GIVEN INSTRUCTION: Retype each of the rows below exactly as it appears, but leave out the pictures.

◇ ◇ ◇ ◇

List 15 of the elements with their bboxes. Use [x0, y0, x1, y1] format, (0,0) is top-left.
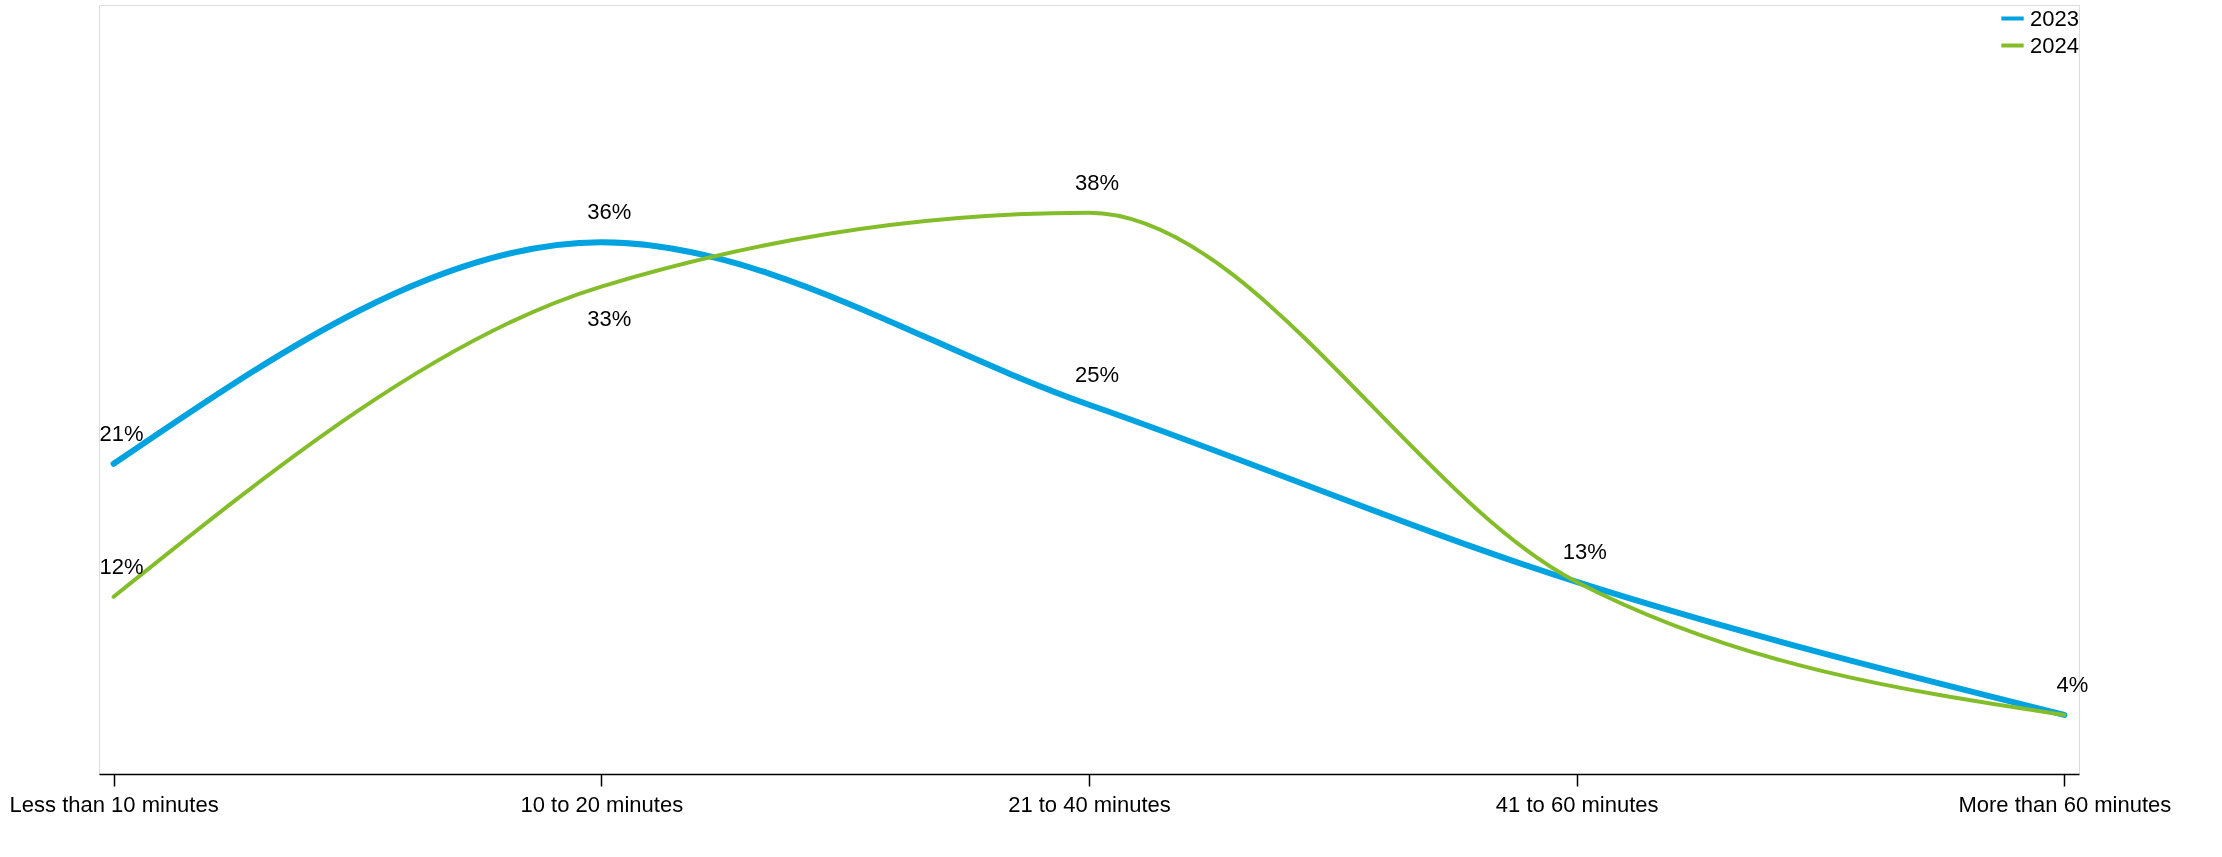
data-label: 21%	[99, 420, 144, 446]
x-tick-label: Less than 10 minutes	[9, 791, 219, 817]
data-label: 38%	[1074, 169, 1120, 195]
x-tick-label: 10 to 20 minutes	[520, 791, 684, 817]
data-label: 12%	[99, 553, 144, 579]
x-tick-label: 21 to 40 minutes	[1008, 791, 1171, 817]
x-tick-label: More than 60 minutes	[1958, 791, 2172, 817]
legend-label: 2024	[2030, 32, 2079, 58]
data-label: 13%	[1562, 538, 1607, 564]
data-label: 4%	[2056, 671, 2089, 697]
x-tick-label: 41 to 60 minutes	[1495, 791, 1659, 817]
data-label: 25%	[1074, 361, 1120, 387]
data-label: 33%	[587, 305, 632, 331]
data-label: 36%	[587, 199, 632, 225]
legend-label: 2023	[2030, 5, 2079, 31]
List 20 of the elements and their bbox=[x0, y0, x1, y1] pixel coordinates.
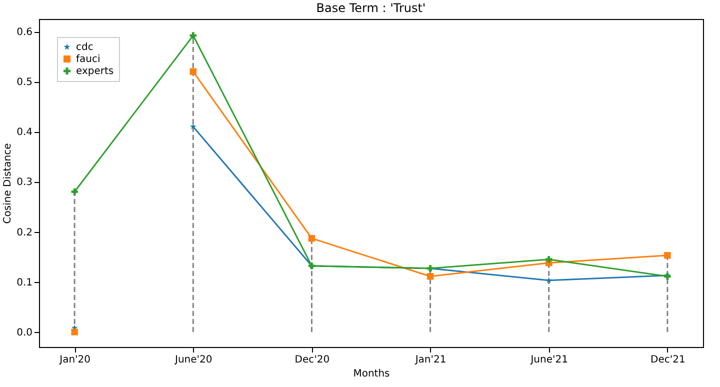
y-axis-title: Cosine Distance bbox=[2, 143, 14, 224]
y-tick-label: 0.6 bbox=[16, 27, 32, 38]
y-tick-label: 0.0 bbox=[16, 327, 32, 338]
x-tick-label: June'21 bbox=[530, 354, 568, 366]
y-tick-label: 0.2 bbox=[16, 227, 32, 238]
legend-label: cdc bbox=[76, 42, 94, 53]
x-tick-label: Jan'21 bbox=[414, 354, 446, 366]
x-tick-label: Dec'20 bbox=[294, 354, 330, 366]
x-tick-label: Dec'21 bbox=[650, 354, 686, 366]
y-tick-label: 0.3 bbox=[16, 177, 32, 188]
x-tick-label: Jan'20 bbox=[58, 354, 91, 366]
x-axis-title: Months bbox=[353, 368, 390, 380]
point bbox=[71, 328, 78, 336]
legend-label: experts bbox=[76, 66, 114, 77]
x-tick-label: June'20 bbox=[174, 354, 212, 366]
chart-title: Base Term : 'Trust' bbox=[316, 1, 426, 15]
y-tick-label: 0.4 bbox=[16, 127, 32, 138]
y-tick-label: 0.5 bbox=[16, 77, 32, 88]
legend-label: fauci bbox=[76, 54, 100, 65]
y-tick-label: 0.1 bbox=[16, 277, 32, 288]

◇ ◇ ◇ ◇

THE OUTPUT:
List 15 of the elements with their bboxes. Use [x0, y0, x1, y1] format, (0,0) is top-left.
data-label: 21%	[99, 420, 144, 446]
x-tick-label: Less than 10 minutes	[9, 791, 219, 817]
data-label: 38%	[1074, 169, 1120, 195]
x-tick-label: 10 to 20 minutes	[520, 791, 684, 817]
data-label: 12%	[99, 553, 144, 579]
x-tick-label: 21 to 40 minutes	[1008, 791, 1171, 817]
x-tick-label: More than 60 minutes	[1958, 791, 2172, 817]
legend-label: 2024	[2030, 32, 2079, 58]
data-label: 13%	[1562, 538, 1607, 564]
data-label: 4%	[2056, 671, 2089, 697]
x-tick-label: 41 to 60 minutes	[1495, 791, 1659, 817]
data-label: 25%	[1074, 361, 1120, 387]
data-label: 33%	[587, 305, 632, 331]
data-label: 36%	[587, 199, 632, 225]
legend-label: 2023	[2030, 5, 2079, 31]
List 20 of the elements and their bbox=[x0, y0, x1, y1] pixel coordinates.
y-axis-title: Cosine Distance bbox=[2, 143, 14, 224]
y-tick-label: 0.6 bbox=[16, 27, 32, 38]
y-tick-label: 0.0 bbox=[16, 327, 32, 338]
x-tick-label: June'21 bbox=[530, 354, 568, 366]
y-tick-label: 0.2 bbox=[16, 227, 32, 238]
legend-label: cdc bbox=[76, 42, 94, 53]
x-tick-label: Jan'21 bbox=[414, 354, 446, 366]
x-tick-label: Dec'20 bbox=[294, 354, 330, 366]
x-tick-label: Dec'21 bbox=[650, 354, 686, 366]
y-tick-label: 0.3 bbox=[16, 177, 32, 188]
x-tick-label: Jan'20 bbox=[58, 354, 91, 366]
x-axis-title: Months bbox=[353, 368, 390, 380]
point bbox=[71, 328, 78, 336]
legend-label: experts bbox=[76, 66, 114, 77]
x-tick-label: June'20 bbox=[174, 354, 212, 366]
chart-title: Base Term : 'Trust' bbox=[316, 1, 426, 15]
y-tick-label: 0.4 bbox=[16, 127, 32, 138]
y-tick-label: 0.5 bbox=[16, 77, 32, 88]
legend-label: fauci bbox=[76, 54, 100, 65]
y-tick-label: 0.1 bbox=[16, 277, 32, 288]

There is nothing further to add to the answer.